§ **What needs to be done**
Which lines in the data below contain the word "within"? Return each of them.

§ **Information given**
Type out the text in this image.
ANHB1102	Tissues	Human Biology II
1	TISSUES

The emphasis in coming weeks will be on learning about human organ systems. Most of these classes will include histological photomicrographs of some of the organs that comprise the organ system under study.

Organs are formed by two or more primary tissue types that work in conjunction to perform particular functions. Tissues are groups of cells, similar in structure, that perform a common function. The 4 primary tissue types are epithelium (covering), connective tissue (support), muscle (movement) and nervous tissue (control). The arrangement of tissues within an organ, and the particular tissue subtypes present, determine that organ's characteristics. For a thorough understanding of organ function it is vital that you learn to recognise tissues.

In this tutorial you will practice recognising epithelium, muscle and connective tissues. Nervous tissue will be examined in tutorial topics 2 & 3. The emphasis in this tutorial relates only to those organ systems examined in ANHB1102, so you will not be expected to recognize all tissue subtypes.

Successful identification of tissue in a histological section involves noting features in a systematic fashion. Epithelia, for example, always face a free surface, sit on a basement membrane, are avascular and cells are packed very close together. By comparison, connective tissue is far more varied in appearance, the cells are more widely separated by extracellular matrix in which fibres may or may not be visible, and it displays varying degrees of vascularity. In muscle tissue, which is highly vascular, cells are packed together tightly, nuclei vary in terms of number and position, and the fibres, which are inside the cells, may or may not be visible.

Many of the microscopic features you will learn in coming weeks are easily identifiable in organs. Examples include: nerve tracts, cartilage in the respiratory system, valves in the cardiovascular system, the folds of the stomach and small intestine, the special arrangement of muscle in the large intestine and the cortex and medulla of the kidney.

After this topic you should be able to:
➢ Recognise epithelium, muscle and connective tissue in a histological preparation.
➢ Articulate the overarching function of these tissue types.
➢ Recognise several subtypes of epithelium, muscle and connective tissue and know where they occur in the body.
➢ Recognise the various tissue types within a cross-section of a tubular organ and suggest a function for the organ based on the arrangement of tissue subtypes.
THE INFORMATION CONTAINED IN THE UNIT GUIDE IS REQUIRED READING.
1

§ **Final answer**
Organs are formed by two or more primary tissue types that work in conjunction to perform particular functions. Tissues are groups of cells, similar in structure, that perform a common function. The 4 primary tissue types are epithelium (covering), connective tissue (support), muscle (movement) and nervous tissue (control). The arrangement of tissues within an organ, and the particular tissue subtypes present, determine that organ's characteristics. For a thorough understanding of organ function it is vital that you learn to recognise tissues.
➢ Recognise the various tissue types within a cross-section of a tubular organ and suggest a function for the organ based on the arrangement of tissue subtypes.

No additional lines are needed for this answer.